## [抜き書き]

その丸33年を経た節目となる日に、縁あって伊都国(現在の福岡県糸島市近辺)の高祖山(たかすやま・福岡県福岡市と糸島市の境に位置する標高416mの山)に登る機会を得た。
この冒頭の画像は、手前の黄金色の麦畑の向こうに控えた「高祖山連峰」を映したものである。
実は、その高祖山(画像の連峰のピ-ク)の南側(向かって右側)にもう一つの峰があり、これを「くしふる山」と呼んでいたという伝承がある。
その「くしふる山」こそ、「古事記」の天孫降臨の段において、ニニギ命の降臨地が「筑紫の日向の高千穂の久士布流多気(クシフルタケ)」と記された、その「クシフルタケ」ではないかと推考する古代九州の歴史研究家がいるが、今回で二度目となる高祖山登山を経て、私もその推考に賛同の意を添えるものである。

## [記録の抜き出し]

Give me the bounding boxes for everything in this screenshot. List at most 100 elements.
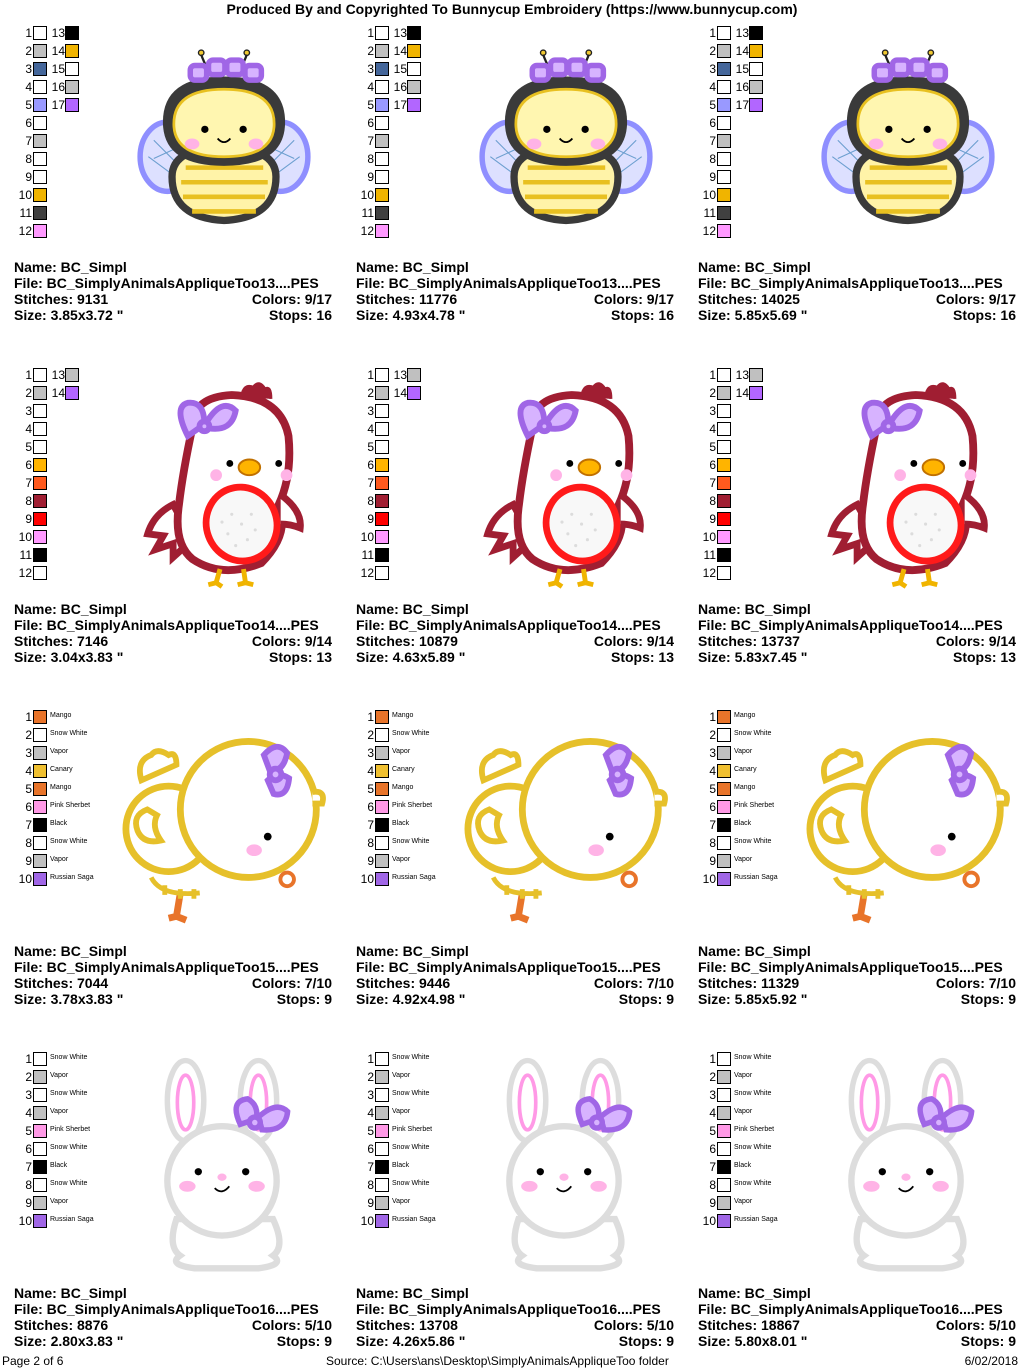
thread-name: Snow White — [734, 1144, 772, 1151]
thread-name: Pink Sherbet — [50, 1126, 91, 1133]
color-number: 1 — [709, 710, 716, 724]
bee-design-image — [460, 40, 672, 226]
color-number: 2 — [367, 1070, 374, 1084]
legend-row: 4 Canary — [16, 764, 73, 780]
color-swatch — [33, 26, 47, 40]
design-name: Name: BC_Simpl — [698, 601, 811, 617]
legend-row: 11 — [358, 548, 389, 564]
color-swatch — [375, 404, 389, 418]
color-count: Colors: 9/14 — [251, 633, 332, 649]
legend-row: 10 — [16, 530, 47, 546]
thread-name: Vapor — [734, 856, 753, 863]
color-count: Colors: 5/10 — [593, 1317, 674, 1333]
legend-row: 6 Pink Sherbet — [700, 800, 774, 816]
legend-row: 7 Black — [16, 818, 67, 834]
legend-row: 7 — [16, 134, 47, 150]
legend-row: 5 Pink Sherbet — [16, 1124, 90, 1140]
color-number: 6 — [25, 1142, 32, 1156]
legend-row: 10 Russian Saga — [700, 1214, 778, 1230]
color-swatch — [65, 62, 79, 76]
color-swatch — [33, 1088, 47, 1102]
chick-design-image — [806, 722, 1012, 926]
color-swatch — [33, 170, 47, 184]
thread-name: Snow White — [392, 730, 430, 737]
size-line: Size: 4.63x5.89 " Stops: 13 — [356, 649, 674, 665]
color-swatch — [717, 26, 731, 40]
thread-name: Vapor — [50, 748, 69, 755]
legend-row: 10 — [700, 188, 731, 204]
color-number: 4 — [367, 764, 374, 778]
color-number: 12 — [702, 566, 716, 580]
legend-row: 3 Vapor — [16, 746, 68, 762]
bunny-design-image — [482, 1056, 646, 1282]
color-number: 2 — [25, 1070, 32, 1084]
legend-row: 8 — [16, 152, 47, 168]
design-name: Name: BC_Simpl — [698, 259, 811, 275]
legend-row: 12 — [700, 566, 731, 582]
design-info: Name: BC_Simpl File: BC_SimplyAnimalsAppl… — [356, 259, 674, 323]
color-number: 8 — [709, 1178, 716, 1192]
legend-row: 5 17 — [16, 98, 79, 114]
color-number: 5 — [709, 782, 716, 796]
color-swatch — [407, 62, 421, 76]
color-swatch — [717, 386, 731, 400]
color-swatch — [717, 1178, 731, 1192]
color-swatch — [65, 26, 79, 40]
thread-name: Vapor — [392, 1198, 411, 1205]
legend-row: 10 — [700, 530, 731, 546]
color-swatch — [33, 368, 47, 382]
size-line: Size: 2.80x3.83 " Stops: 9 — [14, 1333, 332, 1349]
legend-row: 2 14 — [16, 44, 79, 60]
legend-row: 2 Snow White — [700, 728, 771, 744]
design-info: Name: BC_Simpl File: BC_SimplyAnimalsAppl… — [14, 943, 332, 1007]
legend-row: 3 Vapor — [700, 746, 752, 762]
color-number: 1 — [25, 368, 32, 382]
color-swatch — [749, 368, 763, 382]
legend-row: 6 Pink Sherbet — [358, 800, 432, 816]
stitches-line: Stitches: 7146 Colors: 9/14 — [14, 633, 332, 649]
legend-row: 7 — [700, 476, 731, 492]
color-swatch — [33, 404, 47, 418]
thread-name: Vapor — [734, 1072, 753, 1079]
color-swatch — [717, 458, 731, 472]
color-swatch — [33, 422, 47, 436]
color-number: 1 — [367, 368, 374, 382]
color-number: 12 — [702, 224, 716, 238]
stop-count: Stops: 9 — [960, 1333, 1016, 1349]
thread-name: Mango — [392, 784, 414, 791]
color-number: 11 — [361, 548, 374, 562]
size-line: Size: 5.85x5.69 " Stops: 16 — [698, 307, 1016, 323]
color-number: 8 — [25, 152, 32, 166]
design-info: Name: BC_Simpl File: BC_SimplyAnimalsAppl… — [14, 1285, 332, 1349]
thread-name: Russian Saga — [734, 1216, 778, 1223]
source-path: Source: C:\Users\ans\Desktop\SimplyAnima… — [326, 1354, 669, 1368]
thread-name: Snow White — [392, 1144, 430, 1151]
design-size: Size: 4.63x5.89 " — [356, 649, 466, 665]
color-swatch — [717, 1106, 731, 1120]
color-number: 6 — [367, 1142, 374, 1156]
color-number: 4 — [25, 764, 32, 778]
design-info: Name: BC_Simpl File: BC_SimplyAnimalsAppl… — [698, 601, 1016, 665]
legend-row: 5 Pink Sherbet — [358, 1124, 432, 1140]
color-number: 8 — [25, 1178, 32, 1192]
color-swatch — [33, 440, 47, 454]
legend-row: 11 — [358, 206, 389, 222]
legend-row: 1 13 — [700, 368, 763, 384]
color-swatch — [749, 62, 763, 76]
color-number: 8 — [367, 152, 374, 166]
stitch-count: Stitches: 11776 — [356, 291, 458, 307]
legend-row: 10 Russian Saga — [16, 1214, 94, 1230]
color-number: 6 — [367, 458, 374, 472]
color-swatch — [33, 134, 47, 148]
color-swatch — [65, 98, 79, 112]
legend-row: 4 — [700, 422, 731, 438]
color-number: 5 — [367, 440, 374, 454]
color-swatch — [375, 152, 389, 166]
color-swatch — [65, 386, 79, 400]
legend-row: 3 Snow White — [16, 1088, 87, 1104]
color-number: 3 — [709, 404, 716, 418]
color-number: 4 — [25, 80, 32, 94]
thread-name: Snow White — [734, 838, 772, 845]
color-swatch — [33, 458, 47, 472]
color-swatch — [375, 62, 389, 76]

## [やること]
高祖山の文章の「その丸33年を経た節目となる」から「賛同の意を添えるものである。」までを、その両方を含めて、「麦畑」を「田んぼ」に置き換えて書き直してください。

## [結果はこちら]
その丸33年を経た節目となる日に、縁あって伊都国(現在の福岡県糸島市近辺)の高祖山(たかすやま・福岡県福岡市と糸島市の境に位置する標高416mの山)に登る機会を得た。
この冒頭の画像は、手前の黄金色の田んぼの向こうに控えた「高祖山連峰」を映したものである。
実は、その高祖山(画像の連峰のピ-ク)の南側(向かって右側)にもう一つの峰があり、これを「くしふる山」と呼んでいたという伝承がある。
その「くしふる山」こそ、「古事記」の天孫降臨の段において、ニニギ命の降臨地が「筑紫の日向の高千穂の久士布流多気(クシフルタケ)」と記された、その「クシフルタケ」ではないかと推考する古代九州の歴史研究家がいるが、今回で二度目となる高祖山登山を経て、私もその推考に賛同の意を添えるものである。